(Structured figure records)
— begin —
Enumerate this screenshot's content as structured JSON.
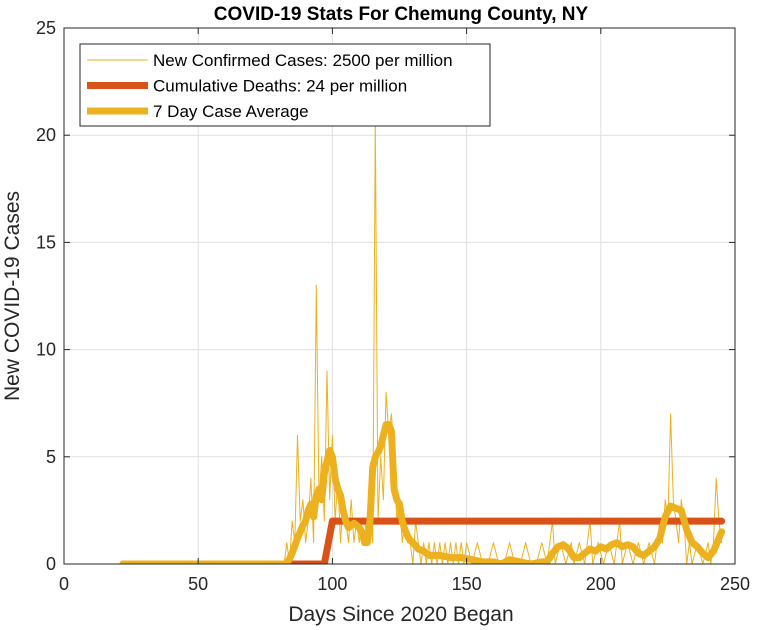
{
  "chart_data": {
    "type": "line",
    "title": "COVID-19 Stats For Chemung County, NY",
    "xlabel": "Days Since 2020 Began",
    "ylabel": "New COVID-19 Cases",
    "xlim": [
      0,
      250
    ],
    "ylim": [
      0,
      25
    ],
    "xticks": [
      0,
      50,
      100,
      150,
      200,
      250
    ],
    "yticks": [
      0,
      5,
      10,
      15,
      20,
      25
    ],
    "grid": true,
    "legend_position": "top-left",
    "series": [
      {
        "name": "New Confirmed Cases: 2500 per million",
        "color": "#EDB120",
        "style": "thin",
        "points": [
          [
            22,
            0
          ],
          [
            30,
            0
          ],
          [
            40,
            0
          ],
          [
            50,
            0
          ],
          [
            60,
            0
          ],
          [
            70,
            0
          ],
          [
            80,
            0
          ],
          [
            82,
            0
          ],
          [
            83,
            1
          ],
          [
            84,
            0
          ],
          [
            85,
            2
          ],
          [
            86,
            1
          ],
          [
            87,
            6
          ],
          [
            88,
            2
          ],
          [
            89,
            3
          ],
          [
            90,
            1
          ],
          [
            91,
            2
          ],
          [
            92,
            4
          ],
          [
            93,
            1
          ],
          [
            94,
            13
          ],
          [
            95,
            3
          ],
          [
            96,
            5
          ],
          [
            97,
            2
          ],
          [
            98,
            9
          ],
          [
            99,
            3
          ],
          [
            100,
            6
          ],
          [
            101,
            2
          ],
          [
            102,
            4
          ],
          [
            103,
            1
          ],
          [
            104,
            3
          ],
          [
            105,
            2
          ],
          [
            106,
            1
          ],
          [
            107,
            3
          ],
          [
            108,
            1
          ],
          [
            109,
            2
          ],
          [
            110,
            1
          ],
          [
            111,
            2
          ],
          [
            112,
            2
          ],
          [
            113,
            1
          ],
          [
            114,
            3
          ],
          [
            115,
            1
          ],
          [
            116,
            20.5
          ],
          [
            117,
            2
          ],
          [
            118,
            5
          ],
          [
            119,
            3
          ],
          [
            120,
            8
          ],
          [
            121,
            6
          ],
          [
            122,
            7
          ],
          [
            123,
            5
          ],
          [
            124,
            2
          ],
          [
            125,
            3
          ],
          [
            126,
            1
          ],
          [
            127,
            2
          ],
          [
            128,
            1
          ],
          [
            129,
            1
          ],
          [
            130,
            0
          ],
          [
            131,
            2
          ],
          [
            132,
            1
          ],
          [
            133,
            0
          ],
          [
            134,
            1
          ],
          [
            135,
            0
          ],
          [
            136,
            1
          ],
          [
            137,
            0
          ],
          [
            138,
            1
          ],
          [
            139,
            0
          ],
          [
            140,
            1
          ],
          [
            141,
            0
          ],
          [
            142,
            1
          ],
          [
            143,
            0
          ],
          [
            144,
            1
          ],
          [
            145,
            0
          ],
          [
            146,
            1
          ],
          [
            147,
            0
          ],
          [
            148,
            1
          ],
          [
            149,
            0
          ],
          [
            150,
            1
          ],
          [
            152,
            0
          ],
          [
            154,
            1
          ],
          [
            156,
            0
          ],
          [
            158,
            0
          ],
          [
            160,
            1
          ],
          [
            162,
            0
          ],
          [
            164,
            0
          ],
          [
            166,
            1
          ],
          [
            168,
            0
          ],
          [
            170,
            0
          ],
          [
            172,
            1
          ],
          [
            174,
            0
          ],
          [
            176,
            0
          ],
          [
            178,
            1
          ],
          [
            180,
            0
          ],
          [
            182,
            2
          ],
          [
            183,
            0
          ],
          [
            185,
            1
          ],
          [
            187,
            0
          ],
          [
            189,
            1
          ],
          [
            190,
            0
          ],
          [
            192,
            1
          ],
          [
            194,
            0
          ],
          [
            196,
            2
          ],
          [
            197,
            0
          ],
          [
            199,
            1
          ],
          [
            201,
            0
          ],
          [
            203,
            1
          ],
          [
            205,
            0
          ],
          [
            207,
            2
          ],
          [
            208,
            0
          ],
          [
            210,
            1
          ],
          [
            212,
            0
          ],
          [
            214,
            1
          ],
          [
            216,
            0
          ],
          [
            218,
            1
          ],
          [
            220,
            0
          ],
          [
            222,
            2
          ],
          [
            223,
            1
          ],
          [
            224,
            3
          ],
          [
            225,
            2
          ],
          [
            226,
            7
          ],
          [
            227,
            3
          ],
          [
            228,
            2
          ],
          [
            229,
            1
          ],
          [
            230,
            3
          ],
          [
            231,
            2
          ],
          [
            232,
            0
          ],
          [
            233,
            1
          ],
          [
            234,
            0
          ],
          [
            236,
            1
          ],
          [
            238,
            0
          ],
          [
            240,
            1
          ],
          [
            241,
            0
          ],
          [
            242,
            1
          ],
          [
            243,
            4
          ],
          [
            244,
            2
          ],
          [
            245,
            1
          ]
        ]
      },
      {
        "name": "Cumulative Deaths: 24 per million",
        "color": "#D95319",
        "style": "thick",
        "points": [
          [
            22,
            0
          ],
          [
            97,
            0
          ],
          [
            100,
            2
          ],
          [
            245,
            2
          ]
        ]
      },
      {
        "name": "7 Day Case Average",
        "color": "#EDB120",
        "style": "thick",
        "points": [
          [
            22,
            0
          ],
          [
            30,
            0
          ],
          [
            40,
            0
          ],
          [
            50,
            0
          ],
          [
            60,
            0
          ],
          [
            70,
            0
          ],
          [
            80,
            0
          ],
          [
            83,
            0
          ],
          [
            85,
            0.5
          ],
          [
            87,
            1.2
          ],
          [
            89,
            1.8
          ],
          [
            90,
            2.0
          ],
          [
            91,
            2.5
          ],
          [
            92,
            2.8
          ],
          [
            93,
            2.2
          ],
          [
            94,
            3.2
          ],
          [
            95,
            3.5
          ],
          [
            96,
            3.0
          ],
          [
            97,
            4.2
          ],
          [
            98,
            4.8
          ],
          [
            99,
            5.3
          ],
          [
            100,
            5.0
          ],
          [
            101,
            4.0
          ],
          [
            102,
            3.5
          ],
          [
            103,
            3.2
          ],
          [
            104,
            2.5
          ],
          [
            105,
            2.0
          ],
          [
            106,
            1.7
          ],
          [
            107,
            1.8
          ],
          [
            108,
            1.9
          ],
          [
            109,
            1.8
          ],
          [
            110,
            1.7
          ],
          [
            111,
            1.5
          ],
          [
            112,
            1.0
          ],
          [
            113,
            1.0
          ],
          [
            114,
            2.0
          ],
          [
            115,
            4.5
          ],
          [
            116,
            5.0
          ],
          [
            117,
            5.2
          ],
          [
            118,
            5.5
          ],
          [
            119,
            6.0
          ],
          [
            120,
            6.5
          ],
          [
            121,
            6.5
          ],
          [
            122,
            6.2
          ],
          [
            123,
            3.5
          ],
          [
            124,
            3.0
          ],
          [
            125,
            2.8
          ],
          [
            126,
            2.0
          ],
          [
            127,
            1.6
          ],
          [
            128,
            1.3
          ],
          [
            129,
            1.1
          ],
          [
            130,
            1.0
          ],
          [
            132,
            0.7
          ],
          [
            134,
            0.6
          ],
          [
            136,
            0.4
          ],
          [
            140,
            0.4
          ],
          [
            144,
            0.3
          ],
          [
            148,
            0.3
          ],
          [
            152,
            0.2
          ],
          [
            156,
            0.1
          ],
          [
            160,
            0.1
          ],
          [
            163,
            0
          ],
          [
            166,
            0.2
          ],
          [
            170,
            0.1
          ],
          [
            174,
            0
          ],
          [
            178,
            0.1
          ],
          [
            180,
            0.1
          ],
          [
            182,
            0.5
          ],
          [
            184,
            0.8
          ],
          [
            186,
            0.9
          ],
          [
            188,
            0.7
          ],
          [
            190,
            0.3
          ],
          [
            192,
            0.3
          ],
          [
            194,
            0.5
          ],
          [
            196,
            0.7
          ],
          [
            198,
            0.6
          ],
          [
            200,
            0.8
          ],
          [
            202,
            0.7
          ],
          [
            204,
            0.9
          ],
          [
            206,
            1.0
          ],
          [
            208,
            0.8
          ],
          [
            210,
            0.9
          ],
          [
            212,
            0.8
          ],
          [
            214,
            0.5
          ],
          [
            216,
            0.4
          ],
          [
            218,
            0.6
          ],
          [
            220,
            0.8
          ],
          [
            222,
            1.2
          ],
          [
            224,
            2.2
          ],
          [
            226,
            2.7
          ],
          [
            228,
            2.6
          ],
          [
            230,
            2.5
          ],
          [
            232,
            1.6
          ],
          [
            234,
            1.0
          ],
          [
            236,
            0.8
          ],
          [
            238,
            0.5
          ],
          [
            240,
            0.3
          ],
          [
            242,
            0.6
          ],
          [
            244,
            1.2
          ],
          [
            245,
            1.5
          ]
        ]
      }
    ]
  }
}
— end —
Identify the lines in the entries above that contain "million", then copy them out.

        "name": "New Confirmed Cases: 2500 per million",
        "name": "Cumulative Deaths: 24 per million",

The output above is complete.